Data provided:
# # # # # # #
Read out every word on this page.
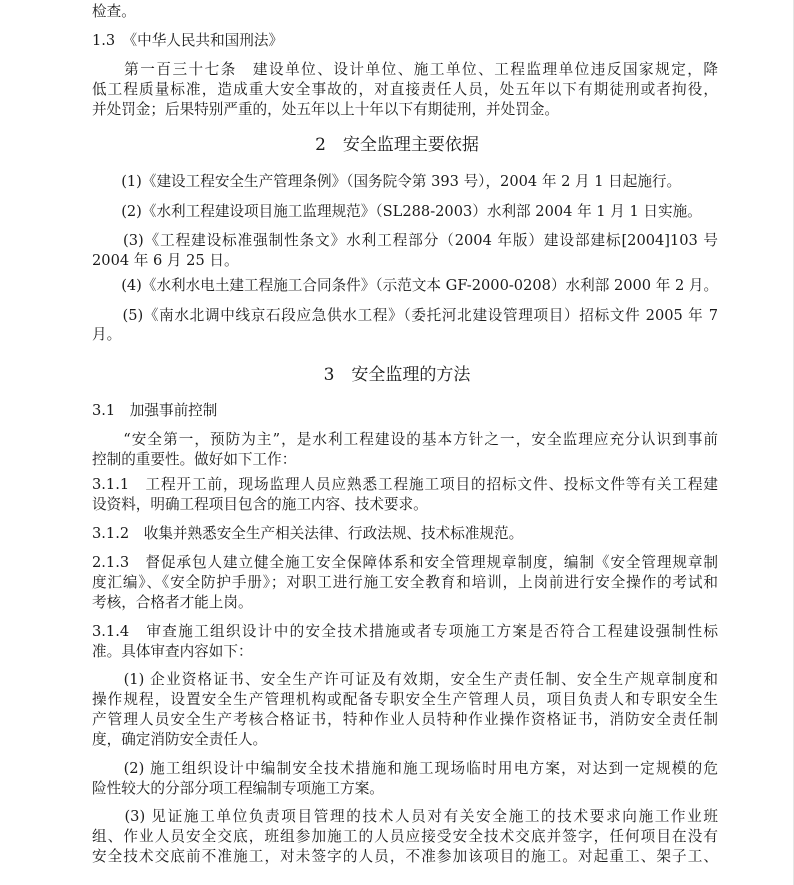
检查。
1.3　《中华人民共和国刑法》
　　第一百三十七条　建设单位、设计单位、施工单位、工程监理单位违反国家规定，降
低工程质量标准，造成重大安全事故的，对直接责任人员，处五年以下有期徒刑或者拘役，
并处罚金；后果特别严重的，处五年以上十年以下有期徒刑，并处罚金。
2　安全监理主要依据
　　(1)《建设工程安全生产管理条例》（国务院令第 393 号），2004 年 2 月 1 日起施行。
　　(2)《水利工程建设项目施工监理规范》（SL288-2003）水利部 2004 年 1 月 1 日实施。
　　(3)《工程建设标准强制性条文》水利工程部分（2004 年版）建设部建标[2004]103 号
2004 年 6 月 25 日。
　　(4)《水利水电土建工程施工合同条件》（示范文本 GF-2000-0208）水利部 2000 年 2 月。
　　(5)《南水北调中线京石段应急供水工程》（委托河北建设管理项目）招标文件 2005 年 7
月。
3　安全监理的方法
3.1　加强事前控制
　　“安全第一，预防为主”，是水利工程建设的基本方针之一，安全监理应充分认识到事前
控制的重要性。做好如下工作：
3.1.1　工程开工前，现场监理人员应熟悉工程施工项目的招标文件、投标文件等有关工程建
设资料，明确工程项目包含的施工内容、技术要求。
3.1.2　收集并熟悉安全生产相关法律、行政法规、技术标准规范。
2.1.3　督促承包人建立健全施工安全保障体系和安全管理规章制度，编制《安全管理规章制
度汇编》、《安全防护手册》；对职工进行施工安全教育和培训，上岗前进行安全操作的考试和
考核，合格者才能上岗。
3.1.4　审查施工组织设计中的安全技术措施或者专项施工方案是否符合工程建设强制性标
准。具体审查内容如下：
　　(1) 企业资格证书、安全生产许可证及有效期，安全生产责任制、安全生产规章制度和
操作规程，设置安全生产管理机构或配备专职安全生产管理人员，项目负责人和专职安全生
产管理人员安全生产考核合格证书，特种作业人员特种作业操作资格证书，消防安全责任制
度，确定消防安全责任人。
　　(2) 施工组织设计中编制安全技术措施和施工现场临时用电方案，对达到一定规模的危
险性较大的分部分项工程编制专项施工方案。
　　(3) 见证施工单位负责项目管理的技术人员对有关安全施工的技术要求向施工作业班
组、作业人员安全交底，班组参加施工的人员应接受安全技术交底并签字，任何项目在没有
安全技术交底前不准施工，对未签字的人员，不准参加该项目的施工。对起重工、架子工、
# # # # # # #
Objective:
Repeat everything in the records precisely. Images are excluded from the copy.

Full answer:
Read out every word on this page.
检查。
1.3　《中华人民共和国刑法》
　　第一百三十七条　建设单位、设计单位、施工单位、工程监理单位违反国家规定，降
低工程质量标准，造成重大安全事故的，对直接责任人员，处五年以下有期徒刑或者拘役，
并处罚金；后果特别严重的，处五年以上十年以下有期徒刑，并处罚金。
2　安全监理主要依据
　　(1)《建设工程安全生产管理条例》（国务院令第 393 号），2004 年 2 月 1 日起施行。
　　(2)《水利工程建设项目施工监理规范》（SL288-2003）水利部 2004 年 1 月 1 日实施。
　　(3)《工程建设标准强制性条文》水利工程部分（2004 年版）建设部建标[2004]103 号
2004 年 6 月 25 日。
　　(4)《水利水电土建工程施工合同条件》（示范文本 GF-2000-0208）水利部 2000 年 2 月。
　　(5)《南水北调中线京石段应急供水工程》（委托河北建设管理项目）招标文件 2005 年 7
月。
3　安全监理的方法
3.1　加强事前控制
　　“安全第一，预防为主”，是水利工程建设的基本方针之一，安全监理应充分认识到事前
控制的重要性。做好如下工作：
3.1.1　工程开工前，现场监理人员应熟悉工程施工项目的招标文件、投标文件等有关工程建
设资料，明确工程项目包含的施工内容、技术要求。
3.1.2　收集并熟悉安全生产相关法律、行政法规、技术标准规范。
2.1.3　督促承包人建立健全施工安全保障体系和安全管理规章制度，编制《安全管理规章制
度汇编》、《安全防护手册》；对职工进行施工安全教育和培训，上岗前进行安全操作的考试和
考核，合格者才能上岗。
3.1.4　审查施工组织设计中的安全技术措施或者专项施工方案是否符合工程建设强制性标
准。具体审查内容如下：
　　(1) 企业资格证书、安全生产许可证及有效期，安全生产责任制、安全生产规章制度和
操作规程，设置安全生产管理机构或配备专职安全生产管理人员，项目负责人和专职安全生
产管理人员安全生产考核合格证书，特种作业人员特种作业操作资格证书，消防安全责任制
度，确定消防安全责任人。
　　(2) 施工组织设计中编制安全技术措施和施工现场临时用电方案，对达到一定规模的危
险性较大的分部分项工程编制专项施工方案。
　　(3) 见证施工单位负责项目管理的技术人员对有关安全施工的技术要求向施工作业班
组、作业人员安全交底，班组参加施工的人员应接受安全技术交底并签字，任何项目在没有
安全技术交底前不准施工，对未签字的人员，不准参加该项目的施工。对起重工、架子工、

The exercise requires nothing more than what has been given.